Data entries
_ _ _ _ _ _ _
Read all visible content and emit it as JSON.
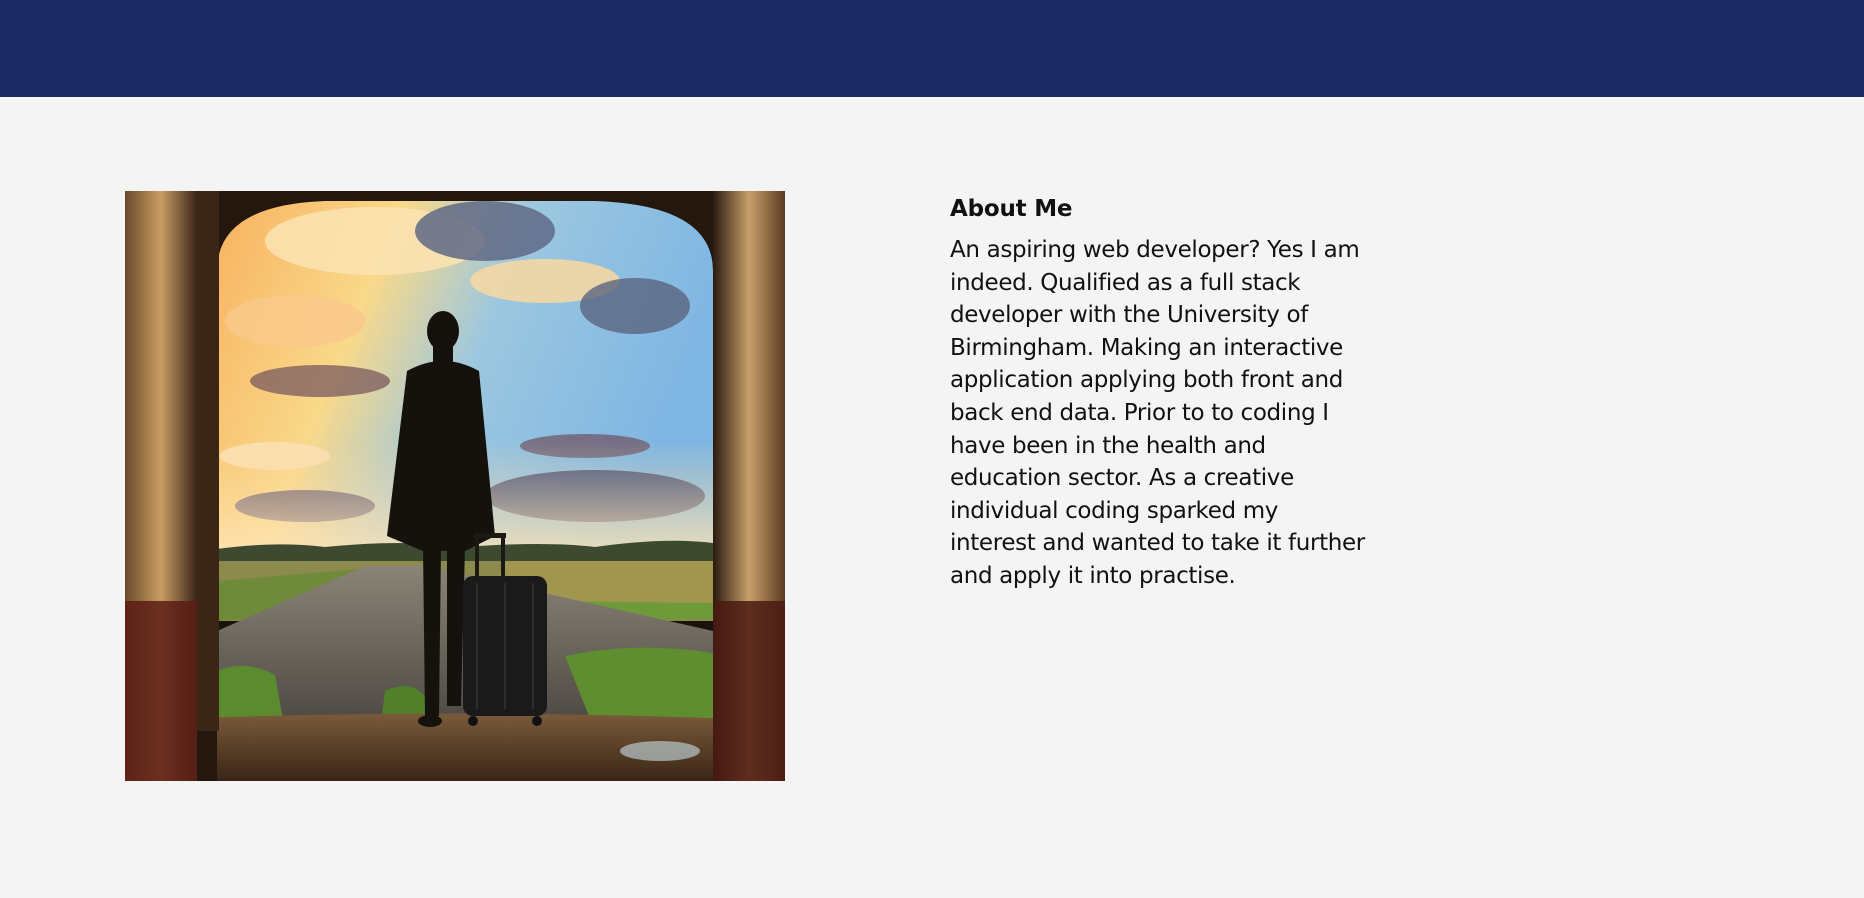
{
  "header": {
    "color": "#1b2a63"
  },
  "hero_image": {
    "subject": "silhouette of a traveller with a suitcase standing in an archway looking at a sunset sky"
  },
  "about": {
    "heading": "About Me",
    "body": "An aspiring web developer? Yes I am indeed. Qualified as a full stack developer with the University of Birmingham. Making an interactive application applying both front and back end data. Prior to to coding I have been in the health and education sector. As a creative individual coding sparked my interest and wanted to take it further and apply it into practise."
  },
  "colors": {
    "page_background": "#f4f4f4",
    "text": "#111111"
  }
}
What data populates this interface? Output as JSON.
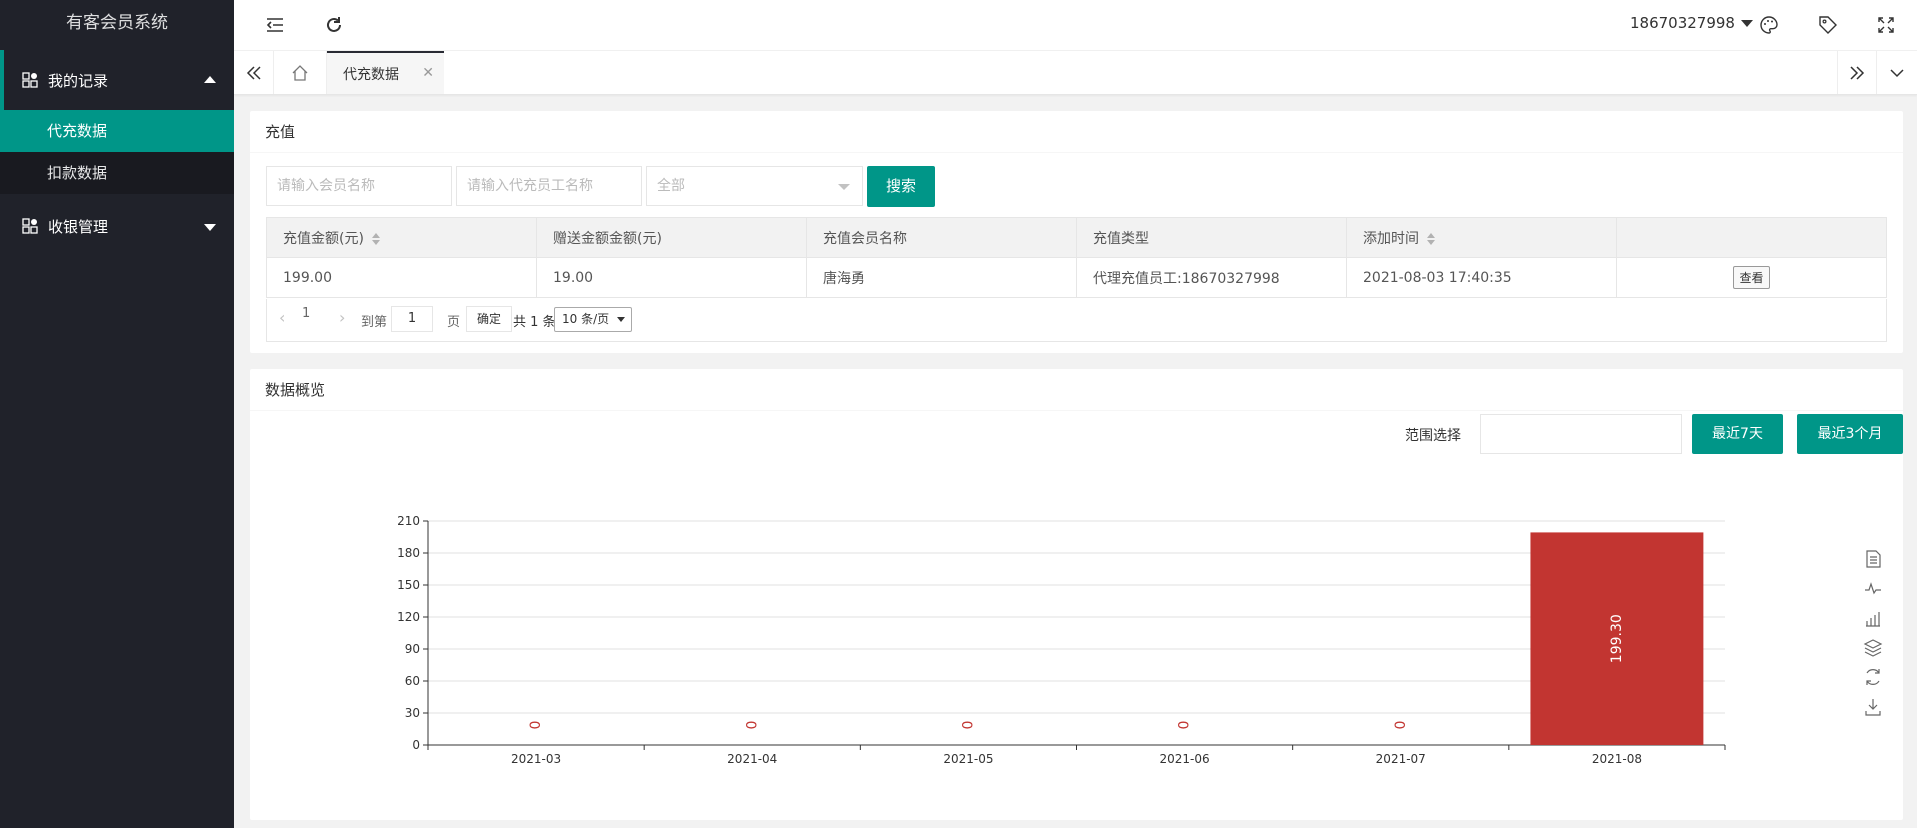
{
  "app": {
    "title": "有客会员系统"
  },
  "sidebar": {
    "groups": [
      {
        "label": "我的记录",
        "items": [
          {
            "label": "代充数据"
          },
          {
            "label": "扣款数据"
          }
        ]
      },
      {
        "label": "收银管理"
      }
    ]
  },
  "header": {
    "user": "18670327998"
  },
  "tabs": {
    "active": "代充数据"
  },
  "recharge": {
    "title": "充值",
    "search": {
      "member_placeholder": "请输入会员名称",
      "staff_placeholder": "请输入代充员工名称",
      "type_value": "全部",
      "button": "搜索"
    },
    "table": {
      "headers": [
        "充值金额(元)",
        "赠送金额金额(元)",
        "充值会员名称",
        "充值类型",
        "添加时间",
        ""
      ],
      "rows": [
        [
          "199.00",
          "19.00",
          "唐海勇",
          "代理充值员工:18670327998",
          "2021-08-03 17:40:35",
          "查看"
        ]
      ]
    },
    "pager": {
      "current": "1",
      "goto_label": "到第",
      "goto_value": "1",
      "page_unit": "页",
      "confirm": "确定",
      "total": "共 1 条",
      "page_size": "10 条/页"
    }
  },
  "overview": {
    "title": "数据概览",
    "range_label": "范围选择",
    "btn_7days": "最近7天",
    "btn_3months": "最近3个月"
  },
  "chart_data": {
    "type": "bar",
    "categories": [
      "2021-03",
      "2021-04",
      "2021-05",
      "2021-06",
      "2021-07",
      "2021-08"
    ],
    "values": [
      0,
      0,
      0,
      0,
      0,
      199.3
    ],
    "value_labels": [
      "0",
      "0",
      "0",
      "0",
      "0",
      "199.30"
    ],
    "ylim": [
      0,
      210
    ],
    "yticks": [
      0,
      30,
      60,
      90,
      120,
      150,
      180,
      210
    ],
    "grid": true,
    "bar_color": "#c23531",
    "toolbox": [
      "data-view-icon",
      "line-chart-icon",
      "bar-chart-icon",
      "stack-icon",
      "restore-icon",
      "save-image-icon"
    ]
  },
  "colors": {
    "accent": "#009688",
    "sidebar_bg": "#20222a",
    "bar": "#c23531"
  }
}
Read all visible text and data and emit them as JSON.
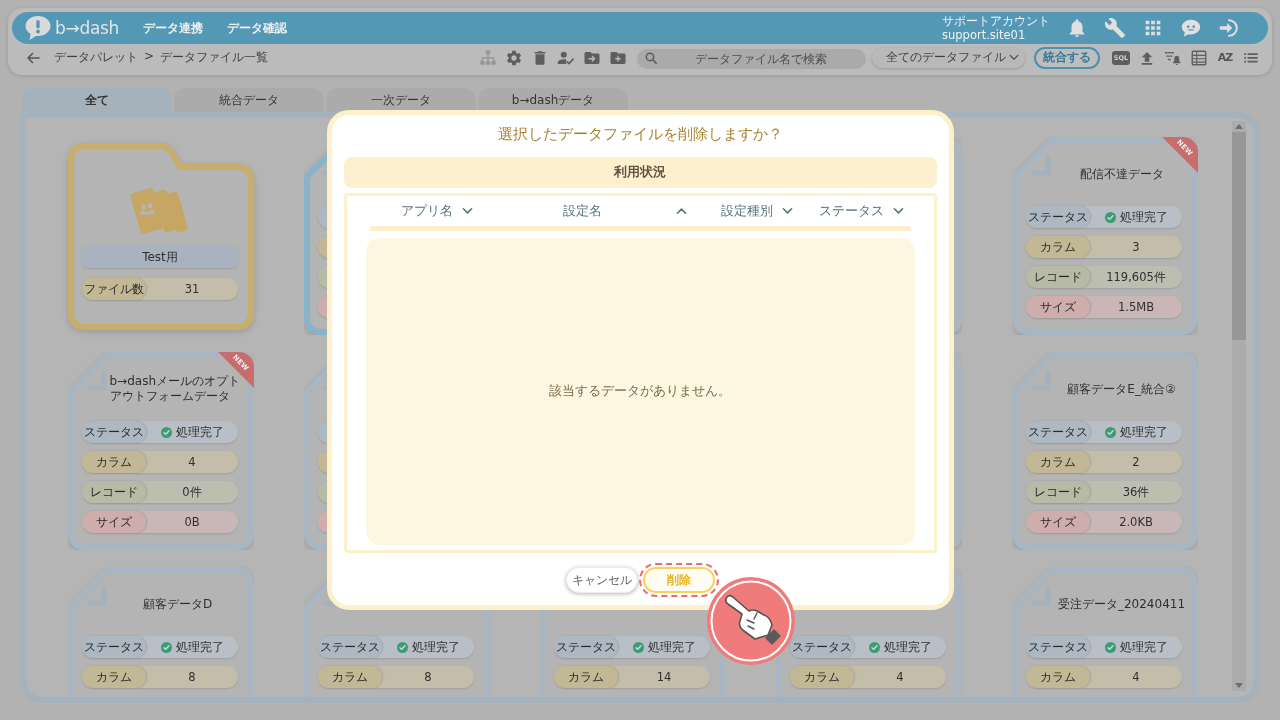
{
  "header": {
    "logo": "b→dash",
    "nav": [
      "データ連携",
      "データ確認"
    ],
    "account": {
      "name": "サポートアカウント",
      "id": "support.site01"
    }
  },
  "toolbar": {
    "breadcrumb": [
      {
        "label": "データパレット"
      },
      {
        "label": "データファイル一覧"
      }
    ],
    "separator": ">",
    "actions": [
      {
        "disabled": true
      },
      {
        "disabled": false
      },
      {
        "disabled": false
      },
      {
        "disabled": false
      },
      {
        "disabled": false
      },
      {
        "disabled": false
      }
    ],
    "search": {
      "placeholder": "データファイル名で検索"
    },
    "filter": {
      "value": "全てのデータファイル"
    },
    "merge_button": "統合する",
    "sql_label": "SQL",
    "sort_label": "AZ"
  },
  "tabs": [
    {
      "label": "全て",
      "selected": true
    },
    {
      "label": "統合データ",
      "selected": false
    },
    {
      "label": "一次データ",
      "selected": false
    },
    {
      "label": "b→dashデータ",
      "selected": false
    }
  ],
  "cards": [
    {
      "kind": "folder",
      "selected": false,
      "name": "Test用",
      "stats": [
        {
          "kind": "count",
          "label": "ファイル数",
          "value": "31"
        }
      ]
    },
    {
      "kind": "file",
      "selected": true,
      "stats": [
        {
          "kind": "status"
        },
        {
          "kind": "column"
        },
        {
          "kind": "record"
        },
        {
          "kind": "size"
        }
      ]
    },
    {
      "kind": "hidden"
    },
    {
      "kind": "file",
      "selected": false
    },
    {
      "kind": "file",
      "selected": false,
      "badge": "NEW",
      "title": "配信不達データ",
      "stats": [
        {
          "kind": "status",
          "label": "ステータス",
          "value": "処理完了"
        },
        {
          "kind": "column",
          "label": "カラム",
          "value": "3"
        },
        {
          "kind": "record",
          "label": "レコード",
          "value": "119,605件"
        },
        {
          "kind": "size",
          "label": "サイズ",
          "value": "1.5MB"
        }
      ]
    },
    {
      "kind": "file",
      "selected": false,
      "badge": "NEW",
      "title": "b→dashメールのオプトアウトフォームデータ",
      "stats": [
        {
          "kind": "status",
          "label": "ステータス",
          "value": "処理完了"
        },
        {
          "kind": "column",
          "label": "カラム",
          "value": "4"
        },
        {
          "kind": "record",
          "label": "レコード",
          "value": "0件"
        },
        {
          "kind": "size",
          "label": "サイズ",
          "value": "0B"
        }
      ]
    },
    {
      "kind": "file",
      "selected": false,
      "stats": [
        {
          "kind": "status"
        },
        {
          "kind": "column"
        },
        {
          "kind": "record"
        },
        {
          "kind": "size"
        }
      ]
    },
    {
      "kind": "hidden"
    },
    {
      "kind": "file",
      "selected": false
    },
    {
      "kind": "file",
      "selected": false,
      "title": "顧客データE_統合②",
      "stats": [
        {
          "kind": "status",
          "label": "ステータス",
          "value": "処理完了"
        },
        {
          "kind": "column",
          "label": "カラム",
          "value": "2"
        },
        {
          "kind": "record",
          "label": "レコード",
          "value": "36件"
        },
        {
          "kind": "size",
          "label": "サイズ",
          "value": "2.0KB"
        }
      ]
    },
    {
      "kind": "file",
      "selected": false,
      "title": "顧客データD",
      "stats": [
        {
          "kind": "status",
          "label": "ステータス",
          "value": "処理完了"
        },
        {
          "kind": "column",
          "label": "カラム",
          "value": "8"
        }
      ]
    },
    {
      "kind": "file",
      "selected": false,
      "stats": [
        {
          "kind": "status",
          "label": "ステータス",
          "value": "処理完了"
        },
        {
          "kind": "column",
          "label": "カラム",
          "value": "8"
        }
      ]
    },
    {
      "kind": "file",
      "selected": false,
      "stats": [
        {
          "kind": "status",
          "label": "ステータス",
          "value": "処理完了"
        },
        {
          "kind": "column",
          "label": "カラム",
          "value": "14"
        }
      ]
    },
    {
      "kind": "file",
      "selected": false,
      "stats": [
        {
          "kind": "status",
          "label": "ステータス",
          "value": "処理完了"
        },
        {
          "kind": "column",
          "label": "カラム",
          "value": "4"
        }
      ]
    },
    {
      "kind": "file",
      "selected": false,
      "title": "受注データ_20240411",
      "stats": [
        {
          "kind": "status",
          "label": "ステータス",
          "value": "処理完了"
        },
        {
          "kind": "column",
          "label": "カラム",
          "value": "4"
        }
      ]
    }
  ],
  "dialog": {
    "title": "選択したデータファイルを削除しますか？",
    "section": "利用状況",
    "columns": [
      {
        "label": "アプリ名",
        "ascending": false
      },
      {
        "label": "設定名",
        "ascending": true
      },
      {
        "label": "設定種別",
        "ascending": false
      },
      {
        "label": "ステータス",
        "ascending": false
      }
    ],
    "empty_message": "該当するデータがありません。",
    "buttons": [
      {
        "label": "キャンセル",
        "kind": "cancel",
        "highlighted": false
      },
      {
        "label": "削除",
        "kind": "delete",
        "highlighted": true
      }
    ]
  }
}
_ _ _ _ _ _ _
## JOB:
Tally the lines of the records holding the word "icon", then give only the resulting number.

## CORRECT ANSWER:
6